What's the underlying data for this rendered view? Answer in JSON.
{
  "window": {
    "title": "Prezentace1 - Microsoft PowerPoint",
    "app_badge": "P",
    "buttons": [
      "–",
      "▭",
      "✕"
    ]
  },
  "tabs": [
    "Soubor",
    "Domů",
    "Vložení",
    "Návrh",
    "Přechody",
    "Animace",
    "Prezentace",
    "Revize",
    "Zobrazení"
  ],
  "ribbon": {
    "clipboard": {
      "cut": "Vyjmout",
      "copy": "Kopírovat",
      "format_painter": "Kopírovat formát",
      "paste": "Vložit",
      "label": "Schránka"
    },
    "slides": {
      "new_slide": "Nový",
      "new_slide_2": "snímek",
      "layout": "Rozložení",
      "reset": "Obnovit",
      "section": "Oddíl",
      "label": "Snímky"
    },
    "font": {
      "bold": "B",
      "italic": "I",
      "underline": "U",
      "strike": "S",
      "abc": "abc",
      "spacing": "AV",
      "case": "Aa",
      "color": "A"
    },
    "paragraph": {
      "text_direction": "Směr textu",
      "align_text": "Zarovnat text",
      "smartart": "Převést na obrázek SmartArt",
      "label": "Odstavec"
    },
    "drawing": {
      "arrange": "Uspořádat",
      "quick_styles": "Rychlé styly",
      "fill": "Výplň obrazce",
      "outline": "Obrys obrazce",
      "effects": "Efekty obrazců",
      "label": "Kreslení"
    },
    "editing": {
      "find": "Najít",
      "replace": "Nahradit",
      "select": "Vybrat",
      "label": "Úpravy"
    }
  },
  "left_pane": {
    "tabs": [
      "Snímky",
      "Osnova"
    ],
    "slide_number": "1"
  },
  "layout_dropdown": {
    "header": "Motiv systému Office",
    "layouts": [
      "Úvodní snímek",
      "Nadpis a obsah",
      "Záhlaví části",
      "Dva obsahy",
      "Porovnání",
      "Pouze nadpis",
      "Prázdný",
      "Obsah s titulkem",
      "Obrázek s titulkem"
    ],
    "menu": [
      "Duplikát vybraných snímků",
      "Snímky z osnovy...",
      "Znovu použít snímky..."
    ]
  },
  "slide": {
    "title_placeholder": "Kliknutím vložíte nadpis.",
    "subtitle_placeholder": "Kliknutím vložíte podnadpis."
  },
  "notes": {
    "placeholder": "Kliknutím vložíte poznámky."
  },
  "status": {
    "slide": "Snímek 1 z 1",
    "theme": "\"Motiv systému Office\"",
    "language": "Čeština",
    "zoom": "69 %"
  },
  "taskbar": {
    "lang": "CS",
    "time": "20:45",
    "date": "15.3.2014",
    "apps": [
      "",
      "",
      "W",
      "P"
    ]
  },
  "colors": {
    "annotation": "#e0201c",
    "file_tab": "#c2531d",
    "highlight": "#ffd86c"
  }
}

→ TASK PROMPT
Exactly reproduce all of the entries above.

→ WORKED ANSWER
What's the underlying data for this rendered view? Answer in JSON.
{
  "window": {
    "title": "Prezentace1 - Microsoft PowerPoint",
    "app_badge": "P",
    "buttons": [
      "–",
      "▭",
      "✕"
    ]
  },
  "tabs": [
    "Soubor",
    "Domů",
    "Vložení",
    "Návrh",
    "Přechody",
    "Animace",
    "Prezentace",
    "Revize",
    "Zobrazení"
  ],
  "ribbon": {
    "clipboard": {
      "cut": "Vyjmout",
      "copy": "Kopírovat",
      "format_painter": "Kopírovat formát",
      "paste": "Vložit",
      "label": "Schránka"
    },
    "slides": {
      "new_slide": "Nový",
      "new_slide_2": "snímek",
      "layout": "Rozložení",
      "reset": "Obnovit",
      "section": "Oddíl",
      "label": "Snímky"
    },
    "font": {
      "bold": "B",
      "italic": "I",
      "underline": "U",
      "strike": "S",
      "abc": "abc",
      "spacing": "AV",
      "case": "Aa",
      "color": "A"
    },
    "paragraph": {
      "text_direction": "Směr textu",
      "align_text": "Zarovnat text",
      "smartart": "Převést na obrázek SmartArt",
      "label": "Odstavec"
    },
    "drawing": {
      "arrange": "Uspořádat",
      "quick_styles": "Rychlé styly",
      "fill": "Výplň obrazce",
      "outline": "Obrys obrazce",
      "effects": "Efekty obrazců",
      "label": "Kreslení"
    },
    "editing": {
      "find": "Najít",
      "replace": "Nahradit",
      "select": "Vybrat",
      "label": "Úpravy"
    }
  },
  "left_pane": {
    "tabs": [
      "Snímky",
      "Osnova"
    ],
    "slide_number": "1"
  },
  "layout_dropdown": {
    "header": "Motiv systému Office",
    "layouts": [
      "Úvodní snímek",
      "Nadpis a obsah",
      "Záhlaví části",
      "Dva obsahy",
      "Porovnání",
      "Pouze nadpis",
      "Prázdný",
      "Obsah s titulkem",
      "Obrázek s titulkem"
    ],
    "menu": [
      "Duplikát vybraných snímků",
      "Snímky z osnovy...",
      "Znovu použít snímky..."
    ]
  },
  "slide": {
    "title_placeholder": "Kliknutím vložíte nadpis.",
    "subtitle_placeholder": "Kliknutím vložíte podnadpis."
  },
  "notes": {
    "placeholder": "Kliknutím vložíte poznámky."
  },
  "status": {
    "slide": "Snímek 1 z 1",
    "theme": "\"Motiv systému Office\"",
    "language": "Čeština",
    "zoom": "69 %"
  },
  "taskbar": {
    "lang": "CS",
    "time": "20:45",
    "date": "15.3.2014",
    "apps": [
      "",
      "",
      "W",
      "P"
    ]
  },
  "colors": {
    "annotation": "#e0201c",
    "file_tab": "#c2531d",
    "highlight": "#ffd86c"
  }
}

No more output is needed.